What you will do.
1. In the COSE profiles draft below, what new item does the document register?
2. Write the next part of the COSE profiles draft, picking up after its final sentence.
+++ Excerpt provided +++
Internet-Draft COSE Profiles September 2023
Fossati, et al. Expires 17 March 2024 [Page]
Workgroup:
CBOR Object Signing and Encryption
Internet-Draft:
draft-fossati-cose-profiles-latest
Published:
Intended Status:
Standards Track
Expires:
Authors:
T. Fossati
Linaro
H. Birkholz
Fraunhofer SIT
O. Steele
Transmute

COSE Profiles

Abstract

COSE (STD96) is not an end-to-end system with guaranteed interoperability. It is designed to serve a range of use cases and therefore it has a lot of options. In general, two COSE implementations that want to interoperate require an agreement on which subset of COSE features they will use. This document provides a set of rules for specifying such agreements as "COSE profiles" and registers a new COSE header parameter for in-band signalling of profile information.

About This Document

This note is to be removed before publishing as an RFC.

The latest revision of this draft can be found at https://thomas-fossati.github.io/draft-fossati-cose-profile/draft-fossati-cose-profiles.html. Status information for this document may be found at https://datatracker.ietf.org/doc/draft-fossati-cose-profiles/.

Discussion of this document takes place on the CBOR Object Signing and Encryption Working Group mailing list (mailto:cose@ietf.org), which is archived at https://mailarchive.ietf.org/arch/browse/cose/. Subscribe at https://www.ietf.org/mailman/listinfo/cose/.

Source for this draft and an issue tracker can be found at https://github.com/thomas-fossati/draft-fossati-cose-profile.

Status of This Memo

This Internet-Draft is submitted in full conformance with the provisions of BCP 78 and BCP 79.

Internet-Drafts are working documents of the Internet Engineering Task Force (IETF). Note that other groups may also distribute working documents as Internet-Drafts. The list of current Internet-Drafts is at https://datatracker.ietf.org/drafts/current/.

Internet-Drafts are draft documents valid for a maximum of six months and may be updated, replaced, or obsoleted by other documents at any time. It is inappropriate to use Internet-Drafts as reference material or to cite them other than as "work in progress."
+++ Extracted material +++
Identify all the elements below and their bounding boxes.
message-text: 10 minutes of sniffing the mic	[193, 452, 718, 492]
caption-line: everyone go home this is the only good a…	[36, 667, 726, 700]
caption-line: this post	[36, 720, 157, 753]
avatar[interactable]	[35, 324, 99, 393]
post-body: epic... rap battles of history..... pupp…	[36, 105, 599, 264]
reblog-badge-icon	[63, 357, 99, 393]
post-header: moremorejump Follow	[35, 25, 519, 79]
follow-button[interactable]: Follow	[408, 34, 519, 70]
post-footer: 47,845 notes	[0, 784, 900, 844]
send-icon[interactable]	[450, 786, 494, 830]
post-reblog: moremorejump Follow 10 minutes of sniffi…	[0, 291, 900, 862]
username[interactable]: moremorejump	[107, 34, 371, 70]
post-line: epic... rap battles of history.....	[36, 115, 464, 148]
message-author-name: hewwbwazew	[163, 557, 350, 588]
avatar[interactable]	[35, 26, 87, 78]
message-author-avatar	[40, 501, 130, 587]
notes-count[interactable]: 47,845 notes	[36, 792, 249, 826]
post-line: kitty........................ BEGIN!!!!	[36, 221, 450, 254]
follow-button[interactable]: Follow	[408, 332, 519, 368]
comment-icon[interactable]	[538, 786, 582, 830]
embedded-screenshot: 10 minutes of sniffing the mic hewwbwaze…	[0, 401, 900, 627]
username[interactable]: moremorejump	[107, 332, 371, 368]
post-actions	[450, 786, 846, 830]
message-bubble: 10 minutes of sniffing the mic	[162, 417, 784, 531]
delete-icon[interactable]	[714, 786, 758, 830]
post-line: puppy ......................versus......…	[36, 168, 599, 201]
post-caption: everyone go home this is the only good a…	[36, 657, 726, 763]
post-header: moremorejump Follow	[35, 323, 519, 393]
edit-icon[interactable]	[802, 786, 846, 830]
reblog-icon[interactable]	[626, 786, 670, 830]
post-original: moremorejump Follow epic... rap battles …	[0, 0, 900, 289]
+++
Answers for this exercise.
1. It registers a new COSE header parameter for in-band signalling of profile information.

2.
This Internet-Draft will expire on 17 March 2024.

Table of Contents

1. Introduction

COSE [STD96] is not an end-to-end system with guaranteed interoperability. It is designed to serve a range of use cases and therefore it has a lot of options. In general, two COSE implementations that want to interoperate require an agreement on which subset of COSE features they will use.

This document provides a set of rules for specifying such agreements as "COSE profiles" and registers a new COSE header parameter for in-band signalling of profile information.

2. Conventions and Definitions

The key words "MUST", "MUST NOT", "REQUIRED", "SHALL", "SHALL NOT", "SHOULD", "SHOULD NOT", "RECOMMENDED", "NOT RECOMMENDED", "MAY", and "OPTIONAL" in this document are to be interpreted as described in BCP 14 [RFC2119] [RFC8174] when, and only when, they appear in all capitals, as shown here.

3. Profiling Rules

A COSE profile:

4. COSE profile header parameter

COSE-profile = registered-profile / oid-profile / uri-profile
             / cri-profile / uuid-profile
registered-profile = int
oid-profile = oid ; tagged
uri-profile = ~uri ; unwrapped -- any tstr is a uri
cri-profile = cri
uuid-profile = uuid ; naked bstr is a UUID

uuid = bstr .size 16

; imported from RFC 9090
oid = #6.111(bstr)
; import from CRI spec when ready
cri = [*any]

5. Profile Registration Template

Note: This is just an initial sketch.

Tracked at: https://github.com/ietf-rats-wg/draft-ietf-rats-corim/issues/10

6. CoSWID COSE Profile Definition

Note: This is just an initial sketch.

Tracked at: https://github.com/ietf-rats-wg/draft-ietf-rats-corim/issues/10

This section defines the COSE profile for CoSWID [I-D.ietf-sacm-coswid].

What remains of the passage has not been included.